• **Directions for this task**:
Every line below that holds the string "JSON" should be copied out.
--- BEGIN Data supplied ---
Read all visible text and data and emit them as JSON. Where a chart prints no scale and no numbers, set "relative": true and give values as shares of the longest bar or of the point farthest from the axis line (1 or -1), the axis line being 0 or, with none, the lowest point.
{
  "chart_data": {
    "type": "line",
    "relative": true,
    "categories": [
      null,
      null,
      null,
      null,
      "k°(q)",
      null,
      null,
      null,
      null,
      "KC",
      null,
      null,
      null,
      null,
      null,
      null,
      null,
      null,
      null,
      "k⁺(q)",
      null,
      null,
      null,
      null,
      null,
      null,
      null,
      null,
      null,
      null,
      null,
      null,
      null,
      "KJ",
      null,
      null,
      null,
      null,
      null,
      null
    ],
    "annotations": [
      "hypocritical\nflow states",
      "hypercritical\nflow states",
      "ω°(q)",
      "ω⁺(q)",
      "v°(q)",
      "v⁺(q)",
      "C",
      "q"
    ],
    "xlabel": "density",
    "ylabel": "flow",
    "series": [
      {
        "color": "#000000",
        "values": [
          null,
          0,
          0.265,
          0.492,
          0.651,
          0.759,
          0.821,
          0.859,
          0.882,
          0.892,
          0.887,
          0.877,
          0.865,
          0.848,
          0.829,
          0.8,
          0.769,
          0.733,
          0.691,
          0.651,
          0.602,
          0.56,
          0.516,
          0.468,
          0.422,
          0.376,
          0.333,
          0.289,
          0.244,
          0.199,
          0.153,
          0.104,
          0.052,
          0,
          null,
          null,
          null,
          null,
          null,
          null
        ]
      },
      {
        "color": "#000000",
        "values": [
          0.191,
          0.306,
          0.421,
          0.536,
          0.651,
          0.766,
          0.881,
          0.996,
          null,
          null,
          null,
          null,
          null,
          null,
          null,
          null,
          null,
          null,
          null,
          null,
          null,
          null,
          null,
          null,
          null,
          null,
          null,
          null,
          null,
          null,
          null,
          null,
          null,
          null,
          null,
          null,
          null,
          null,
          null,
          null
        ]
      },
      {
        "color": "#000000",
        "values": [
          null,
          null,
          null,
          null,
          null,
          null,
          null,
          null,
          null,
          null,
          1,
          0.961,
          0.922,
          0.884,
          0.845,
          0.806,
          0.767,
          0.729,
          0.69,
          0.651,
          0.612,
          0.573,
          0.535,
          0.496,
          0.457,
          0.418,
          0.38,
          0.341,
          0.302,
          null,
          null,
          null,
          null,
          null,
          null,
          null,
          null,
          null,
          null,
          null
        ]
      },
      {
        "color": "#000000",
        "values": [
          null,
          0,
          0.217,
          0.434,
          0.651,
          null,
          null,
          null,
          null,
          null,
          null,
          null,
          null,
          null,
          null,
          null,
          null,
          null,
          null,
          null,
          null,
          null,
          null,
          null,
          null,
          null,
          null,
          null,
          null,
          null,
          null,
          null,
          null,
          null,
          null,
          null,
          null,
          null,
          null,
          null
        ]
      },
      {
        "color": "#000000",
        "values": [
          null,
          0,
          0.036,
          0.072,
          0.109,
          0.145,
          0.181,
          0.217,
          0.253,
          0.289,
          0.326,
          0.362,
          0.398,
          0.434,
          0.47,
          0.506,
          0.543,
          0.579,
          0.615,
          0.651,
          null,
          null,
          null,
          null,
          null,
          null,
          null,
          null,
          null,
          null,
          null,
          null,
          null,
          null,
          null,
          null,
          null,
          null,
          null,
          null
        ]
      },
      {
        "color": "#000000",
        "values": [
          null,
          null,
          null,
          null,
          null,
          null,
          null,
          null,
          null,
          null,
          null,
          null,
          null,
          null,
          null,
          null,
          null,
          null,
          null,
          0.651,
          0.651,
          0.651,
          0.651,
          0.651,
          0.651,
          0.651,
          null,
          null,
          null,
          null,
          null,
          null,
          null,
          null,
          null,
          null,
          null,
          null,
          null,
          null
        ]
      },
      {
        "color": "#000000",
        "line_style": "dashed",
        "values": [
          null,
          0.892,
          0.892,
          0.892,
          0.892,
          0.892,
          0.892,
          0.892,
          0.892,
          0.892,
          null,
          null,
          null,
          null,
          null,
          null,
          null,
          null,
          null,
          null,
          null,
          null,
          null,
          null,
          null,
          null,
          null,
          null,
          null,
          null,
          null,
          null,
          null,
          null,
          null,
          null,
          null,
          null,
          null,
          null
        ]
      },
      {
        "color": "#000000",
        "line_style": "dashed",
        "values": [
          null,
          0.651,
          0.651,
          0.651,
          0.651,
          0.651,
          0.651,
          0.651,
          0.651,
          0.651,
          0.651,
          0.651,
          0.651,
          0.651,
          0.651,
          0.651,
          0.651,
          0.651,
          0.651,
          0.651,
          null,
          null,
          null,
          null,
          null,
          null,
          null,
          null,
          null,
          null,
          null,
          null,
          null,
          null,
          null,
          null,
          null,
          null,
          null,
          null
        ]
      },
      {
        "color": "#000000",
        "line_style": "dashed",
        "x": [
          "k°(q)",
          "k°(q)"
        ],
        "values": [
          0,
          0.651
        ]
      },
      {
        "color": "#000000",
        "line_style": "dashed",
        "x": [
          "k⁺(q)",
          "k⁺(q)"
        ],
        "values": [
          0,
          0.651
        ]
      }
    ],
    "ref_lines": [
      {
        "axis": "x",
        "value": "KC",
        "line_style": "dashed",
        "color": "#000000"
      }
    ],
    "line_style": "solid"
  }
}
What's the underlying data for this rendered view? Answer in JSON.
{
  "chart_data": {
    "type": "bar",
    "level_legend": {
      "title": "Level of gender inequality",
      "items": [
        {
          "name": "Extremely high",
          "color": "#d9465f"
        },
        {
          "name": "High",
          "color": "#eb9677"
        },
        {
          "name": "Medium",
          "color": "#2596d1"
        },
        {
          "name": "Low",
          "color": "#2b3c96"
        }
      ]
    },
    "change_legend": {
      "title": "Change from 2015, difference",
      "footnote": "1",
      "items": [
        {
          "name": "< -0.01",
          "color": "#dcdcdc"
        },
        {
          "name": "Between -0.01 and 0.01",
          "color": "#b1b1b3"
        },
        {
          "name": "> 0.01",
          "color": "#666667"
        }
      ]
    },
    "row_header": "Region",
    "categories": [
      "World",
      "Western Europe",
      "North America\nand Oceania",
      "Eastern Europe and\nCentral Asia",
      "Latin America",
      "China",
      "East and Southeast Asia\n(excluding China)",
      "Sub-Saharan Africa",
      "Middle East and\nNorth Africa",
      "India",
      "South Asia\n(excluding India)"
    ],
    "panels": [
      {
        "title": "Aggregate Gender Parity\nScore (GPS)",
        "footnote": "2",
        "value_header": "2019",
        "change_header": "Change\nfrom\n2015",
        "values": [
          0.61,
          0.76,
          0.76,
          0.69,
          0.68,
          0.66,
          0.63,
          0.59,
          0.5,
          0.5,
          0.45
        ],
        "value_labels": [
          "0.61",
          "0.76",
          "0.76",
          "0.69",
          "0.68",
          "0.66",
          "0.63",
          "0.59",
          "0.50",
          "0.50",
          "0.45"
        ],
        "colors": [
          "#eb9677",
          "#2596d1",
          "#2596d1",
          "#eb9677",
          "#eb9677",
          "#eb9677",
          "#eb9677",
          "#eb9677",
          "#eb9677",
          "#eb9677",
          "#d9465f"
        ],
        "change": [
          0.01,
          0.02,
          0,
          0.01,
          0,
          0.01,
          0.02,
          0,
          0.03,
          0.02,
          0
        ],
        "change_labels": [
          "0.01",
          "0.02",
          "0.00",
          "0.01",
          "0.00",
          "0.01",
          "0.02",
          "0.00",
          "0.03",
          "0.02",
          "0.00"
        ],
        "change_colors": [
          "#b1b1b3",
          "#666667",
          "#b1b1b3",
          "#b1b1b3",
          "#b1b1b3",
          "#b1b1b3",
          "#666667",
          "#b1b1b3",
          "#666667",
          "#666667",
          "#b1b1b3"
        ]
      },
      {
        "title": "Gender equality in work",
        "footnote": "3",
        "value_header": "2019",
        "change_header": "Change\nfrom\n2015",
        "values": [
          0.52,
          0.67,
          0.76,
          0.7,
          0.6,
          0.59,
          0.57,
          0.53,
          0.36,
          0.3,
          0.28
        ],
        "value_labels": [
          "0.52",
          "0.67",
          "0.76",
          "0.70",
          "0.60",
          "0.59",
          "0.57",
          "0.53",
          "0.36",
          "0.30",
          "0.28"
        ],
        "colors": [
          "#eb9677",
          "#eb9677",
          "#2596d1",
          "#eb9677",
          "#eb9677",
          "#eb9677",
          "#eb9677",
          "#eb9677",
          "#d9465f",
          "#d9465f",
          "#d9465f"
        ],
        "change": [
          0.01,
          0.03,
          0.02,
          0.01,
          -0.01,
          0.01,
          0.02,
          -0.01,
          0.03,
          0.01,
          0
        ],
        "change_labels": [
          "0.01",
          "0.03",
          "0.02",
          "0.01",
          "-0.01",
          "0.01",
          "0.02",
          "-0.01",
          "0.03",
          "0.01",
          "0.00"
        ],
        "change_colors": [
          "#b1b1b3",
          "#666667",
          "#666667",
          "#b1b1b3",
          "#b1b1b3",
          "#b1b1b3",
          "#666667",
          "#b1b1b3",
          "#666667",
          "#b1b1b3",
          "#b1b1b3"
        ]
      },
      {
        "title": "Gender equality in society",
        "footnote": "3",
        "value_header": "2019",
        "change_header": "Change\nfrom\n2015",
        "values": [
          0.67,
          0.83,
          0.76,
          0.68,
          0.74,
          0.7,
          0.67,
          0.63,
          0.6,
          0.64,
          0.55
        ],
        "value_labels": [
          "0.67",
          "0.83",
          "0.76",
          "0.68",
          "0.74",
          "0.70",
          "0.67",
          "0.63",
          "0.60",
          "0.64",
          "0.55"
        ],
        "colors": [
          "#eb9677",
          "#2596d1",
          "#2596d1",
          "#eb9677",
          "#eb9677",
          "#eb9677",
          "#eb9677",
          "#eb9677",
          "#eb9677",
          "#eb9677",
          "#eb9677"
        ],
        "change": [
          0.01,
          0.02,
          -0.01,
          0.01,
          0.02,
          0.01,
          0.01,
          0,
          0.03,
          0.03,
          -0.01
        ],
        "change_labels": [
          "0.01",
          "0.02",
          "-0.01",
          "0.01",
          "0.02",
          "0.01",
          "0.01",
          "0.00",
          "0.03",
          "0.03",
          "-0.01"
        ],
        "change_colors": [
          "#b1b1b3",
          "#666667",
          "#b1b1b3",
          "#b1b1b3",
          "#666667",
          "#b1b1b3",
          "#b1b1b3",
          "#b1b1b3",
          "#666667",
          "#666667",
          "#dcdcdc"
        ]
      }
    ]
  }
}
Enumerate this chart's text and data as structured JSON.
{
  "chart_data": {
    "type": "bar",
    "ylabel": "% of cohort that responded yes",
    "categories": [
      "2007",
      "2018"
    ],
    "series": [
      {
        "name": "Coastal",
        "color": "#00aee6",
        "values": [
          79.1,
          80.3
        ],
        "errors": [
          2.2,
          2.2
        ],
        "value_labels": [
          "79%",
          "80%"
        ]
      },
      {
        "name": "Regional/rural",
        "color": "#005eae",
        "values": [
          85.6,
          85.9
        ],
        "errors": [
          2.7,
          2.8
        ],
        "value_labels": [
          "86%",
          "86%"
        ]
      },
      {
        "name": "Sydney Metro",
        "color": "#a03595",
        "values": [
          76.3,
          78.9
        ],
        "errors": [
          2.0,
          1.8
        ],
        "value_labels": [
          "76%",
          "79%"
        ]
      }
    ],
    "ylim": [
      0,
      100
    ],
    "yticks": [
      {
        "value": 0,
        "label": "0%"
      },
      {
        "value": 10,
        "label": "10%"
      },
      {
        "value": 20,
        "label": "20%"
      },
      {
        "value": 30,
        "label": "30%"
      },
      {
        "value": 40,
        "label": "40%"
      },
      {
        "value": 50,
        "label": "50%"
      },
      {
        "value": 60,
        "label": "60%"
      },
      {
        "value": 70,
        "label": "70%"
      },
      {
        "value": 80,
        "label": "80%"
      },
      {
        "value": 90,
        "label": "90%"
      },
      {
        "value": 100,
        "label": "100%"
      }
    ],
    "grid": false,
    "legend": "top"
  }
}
--- END Data supplied ---
• **Written answer**:
Read all visible text and data and emit them as JSON. Where a chart prints no scale and no numbers, set "relative": true and give values as shares of the longest bar or of the point farthest from the axis line (1 or -1), the axis line being 0 or, with none, the lowest point.
What's the underlying data for this rendered view? Answer in JSON.
Enumerate this chart's text and data as structured JSON.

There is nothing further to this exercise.